• **WHAT TO WORK ON**: Pick out every line in the data below that holds "硕士研究生及以上".

• **STORED DATA**:
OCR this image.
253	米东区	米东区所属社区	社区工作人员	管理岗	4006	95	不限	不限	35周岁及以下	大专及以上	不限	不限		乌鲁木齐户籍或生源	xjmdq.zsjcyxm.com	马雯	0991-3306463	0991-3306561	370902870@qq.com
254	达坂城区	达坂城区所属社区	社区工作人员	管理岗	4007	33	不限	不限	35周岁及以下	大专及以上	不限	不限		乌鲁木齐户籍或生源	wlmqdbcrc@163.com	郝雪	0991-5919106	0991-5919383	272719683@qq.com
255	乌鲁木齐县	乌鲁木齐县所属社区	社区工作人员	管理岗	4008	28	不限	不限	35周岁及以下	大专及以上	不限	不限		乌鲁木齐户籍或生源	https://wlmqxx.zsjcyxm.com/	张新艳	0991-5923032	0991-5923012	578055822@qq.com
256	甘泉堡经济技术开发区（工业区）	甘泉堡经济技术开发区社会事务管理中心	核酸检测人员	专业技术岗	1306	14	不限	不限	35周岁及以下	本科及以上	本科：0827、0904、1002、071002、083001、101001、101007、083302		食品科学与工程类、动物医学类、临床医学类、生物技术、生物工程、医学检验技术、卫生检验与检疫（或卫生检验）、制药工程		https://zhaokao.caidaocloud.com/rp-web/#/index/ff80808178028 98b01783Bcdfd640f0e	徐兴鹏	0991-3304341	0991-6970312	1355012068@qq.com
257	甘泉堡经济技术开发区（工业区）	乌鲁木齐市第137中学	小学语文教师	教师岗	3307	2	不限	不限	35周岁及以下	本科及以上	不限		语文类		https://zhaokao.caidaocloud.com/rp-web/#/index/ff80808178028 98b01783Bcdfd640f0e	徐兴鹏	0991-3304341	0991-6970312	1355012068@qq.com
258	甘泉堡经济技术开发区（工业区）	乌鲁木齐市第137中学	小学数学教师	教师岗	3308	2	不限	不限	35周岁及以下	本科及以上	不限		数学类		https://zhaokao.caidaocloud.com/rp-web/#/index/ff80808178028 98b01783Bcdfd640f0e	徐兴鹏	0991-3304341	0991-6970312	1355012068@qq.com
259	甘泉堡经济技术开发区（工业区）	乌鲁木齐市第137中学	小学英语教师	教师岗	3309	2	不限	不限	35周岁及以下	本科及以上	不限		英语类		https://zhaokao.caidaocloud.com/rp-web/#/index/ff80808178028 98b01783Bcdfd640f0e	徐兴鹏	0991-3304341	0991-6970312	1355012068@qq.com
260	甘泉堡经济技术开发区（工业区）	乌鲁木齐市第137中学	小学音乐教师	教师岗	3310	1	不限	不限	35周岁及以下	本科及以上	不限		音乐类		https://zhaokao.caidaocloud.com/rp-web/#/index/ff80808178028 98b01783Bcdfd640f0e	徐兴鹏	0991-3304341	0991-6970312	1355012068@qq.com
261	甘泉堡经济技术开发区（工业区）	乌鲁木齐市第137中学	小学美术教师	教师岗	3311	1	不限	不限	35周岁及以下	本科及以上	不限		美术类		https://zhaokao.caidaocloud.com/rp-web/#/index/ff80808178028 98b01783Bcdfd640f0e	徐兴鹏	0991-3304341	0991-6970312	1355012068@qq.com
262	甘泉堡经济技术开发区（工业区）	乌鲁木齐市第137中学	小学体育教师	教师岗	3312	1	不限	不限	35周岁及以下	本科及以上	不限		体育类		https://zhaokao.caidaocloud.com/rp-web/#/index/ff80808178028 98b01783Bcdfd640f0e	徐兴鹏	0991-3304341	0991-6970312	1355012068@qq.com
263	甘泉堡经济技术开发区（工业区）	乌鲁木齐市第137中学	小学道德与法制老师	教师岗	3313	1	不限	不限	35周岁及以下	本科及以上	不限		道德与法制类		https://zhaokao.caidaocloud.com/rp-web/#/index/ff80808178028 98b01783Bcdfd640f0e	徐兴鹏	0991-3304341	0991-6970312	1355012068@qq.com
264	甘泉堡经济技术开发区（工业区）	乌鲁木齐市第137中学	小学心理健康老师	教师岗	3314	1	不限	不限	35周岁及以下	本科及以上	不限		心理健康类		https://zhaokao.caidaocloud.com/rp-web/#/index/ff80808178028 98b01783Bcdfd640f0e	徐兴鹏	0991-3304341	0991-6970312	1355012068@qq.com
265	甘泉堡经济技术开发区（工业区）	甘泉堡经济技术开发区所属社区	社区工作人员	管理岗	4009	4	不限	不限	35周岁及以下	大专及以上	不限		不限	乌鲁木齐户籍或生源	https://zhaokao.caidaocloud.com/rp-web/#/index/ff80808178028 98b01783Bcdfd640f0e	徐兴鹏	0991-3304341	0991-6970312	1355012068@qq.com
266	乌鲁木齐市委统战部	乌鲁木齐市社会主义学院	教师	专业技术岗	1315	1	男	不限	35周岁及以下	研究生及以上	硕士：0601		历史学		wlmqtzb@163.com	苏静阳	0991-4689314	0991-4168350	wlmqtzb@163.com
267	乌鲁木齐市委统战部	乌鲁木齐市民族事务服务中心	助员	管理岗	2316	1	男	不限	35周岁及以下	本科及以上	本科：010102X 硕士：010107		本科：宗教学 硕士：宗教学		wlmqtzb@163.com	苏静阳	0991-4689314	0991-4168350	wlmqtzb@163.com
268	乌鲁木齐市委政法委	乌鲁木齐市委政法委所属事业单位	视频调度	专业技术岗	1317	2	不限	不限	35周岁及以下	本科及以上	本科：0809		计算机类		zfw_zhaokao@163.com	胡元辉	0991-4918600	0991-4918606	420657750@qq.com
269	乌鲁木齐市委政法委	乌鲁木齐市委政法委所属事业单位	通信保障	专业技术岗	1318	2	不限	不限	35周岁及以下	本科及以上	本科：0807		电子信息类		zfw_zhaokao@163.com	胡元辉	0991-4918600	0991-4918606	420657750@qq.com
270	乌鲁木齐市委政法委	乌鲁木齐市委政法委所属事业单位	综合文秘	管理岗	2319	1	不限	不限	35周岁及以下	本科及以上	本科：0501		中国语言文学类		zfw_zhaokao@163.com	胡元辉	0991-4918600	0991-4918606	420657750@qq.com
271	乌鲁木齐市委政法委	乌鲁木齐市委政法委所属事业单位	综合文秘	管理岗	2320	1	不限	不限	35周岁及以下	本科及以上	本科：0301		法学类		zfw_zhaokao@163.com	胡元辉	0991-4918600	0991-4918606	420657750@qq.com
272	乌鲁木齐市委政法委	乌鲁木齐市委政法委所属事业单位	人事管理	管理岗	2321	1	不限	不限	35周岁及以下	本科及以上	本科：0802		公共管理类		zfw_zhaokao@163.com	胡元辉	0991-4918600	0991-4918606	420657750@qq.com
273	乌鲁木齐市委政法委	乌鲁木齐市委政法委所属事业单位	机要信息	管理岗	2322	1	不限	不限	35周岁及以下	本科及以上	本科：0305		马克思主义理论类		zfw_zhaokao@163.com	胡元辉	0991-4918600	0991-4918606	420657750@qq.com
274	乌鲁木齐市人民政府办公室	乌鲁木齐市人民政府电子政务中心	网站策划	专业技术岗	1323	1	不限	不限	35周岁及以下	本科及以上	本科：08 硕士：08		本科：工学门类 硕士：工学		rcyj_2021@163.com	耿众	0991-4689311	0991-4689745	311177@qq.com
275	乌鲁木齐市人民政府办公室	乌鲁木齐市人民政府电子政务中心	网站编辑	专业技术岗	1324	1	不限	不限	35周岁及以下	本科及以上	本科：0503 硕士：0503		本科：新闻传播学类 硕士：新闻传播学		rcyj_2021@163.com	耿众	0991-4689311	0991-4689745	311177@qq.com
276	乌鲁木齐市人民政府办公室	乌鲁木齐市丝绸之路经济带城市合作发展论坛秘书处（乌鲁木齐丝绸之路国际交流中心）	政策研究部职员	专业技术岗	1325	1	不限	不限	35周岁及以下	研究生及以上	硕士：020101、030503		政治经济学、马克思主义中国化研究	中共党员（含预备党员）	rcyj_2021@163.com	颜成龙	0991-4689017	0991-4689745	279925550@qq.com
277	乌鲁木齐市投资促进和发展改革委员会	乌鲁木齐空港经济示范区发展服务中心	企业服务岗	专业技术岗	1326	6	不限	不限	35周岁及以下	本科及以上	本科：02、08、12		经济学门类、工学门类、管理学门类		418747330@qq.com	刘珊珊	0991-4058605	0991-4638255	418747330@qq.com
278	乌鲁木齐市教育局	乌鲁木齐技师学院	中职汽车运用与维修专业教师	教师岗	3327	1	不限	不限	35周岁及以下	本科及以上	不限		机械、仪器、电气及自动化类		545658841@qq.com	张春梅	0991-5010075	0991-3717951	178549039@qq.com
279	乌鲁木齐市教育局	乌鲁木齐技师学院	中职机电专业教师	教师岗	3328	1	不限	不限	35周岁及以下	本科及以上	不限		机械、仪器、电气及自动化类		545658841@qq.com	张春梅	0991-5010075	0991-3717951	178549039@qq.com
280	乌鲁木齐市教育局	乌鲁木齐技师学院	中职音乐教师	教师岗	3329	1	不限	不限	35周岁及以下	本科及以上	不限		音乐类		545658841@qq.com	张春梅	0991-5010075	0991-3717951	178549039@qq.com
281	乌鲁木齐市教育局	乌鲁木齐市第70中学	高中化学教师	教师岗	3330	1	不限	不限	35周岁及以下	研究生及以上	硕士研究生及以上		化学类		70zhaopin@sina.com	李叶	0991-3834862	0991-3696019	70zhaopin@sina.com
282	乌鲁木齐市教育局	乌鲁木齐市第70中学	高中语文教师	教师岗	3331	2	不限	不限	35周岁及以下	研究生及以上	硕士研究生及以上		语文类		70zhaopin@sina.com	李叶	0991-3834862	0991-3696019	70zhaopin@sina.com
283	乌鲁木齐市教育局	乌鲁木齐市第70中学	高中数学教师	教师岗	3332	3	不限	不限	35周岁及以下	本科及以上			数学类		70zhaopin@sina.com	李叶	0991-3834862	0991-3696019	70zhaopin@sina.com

• **FINAL ANSWER**:
281	乌鲁木齐市教育局	乌鲁木齐市第70中学	高中化学教师	教师岗	3330	1	不限	不限	35周岁及以下	研究生及以上	硕士研究生及以上		化学类		70zhaopin@sina.com	李叶	0991-3834862	0991-3696019	70zhaopin@sina.com
282	乌鲁木齐市教育局	乌鲁木齐市第70中学	高中语文教师	教师岗	3331	2	不限	不限	35周岁及以下	研究生及以上	硕士研究生及以上		语文类		70zhaopin@sina.com	李叶	0991-3834862	0991-3696019	70zhaopin@sina.com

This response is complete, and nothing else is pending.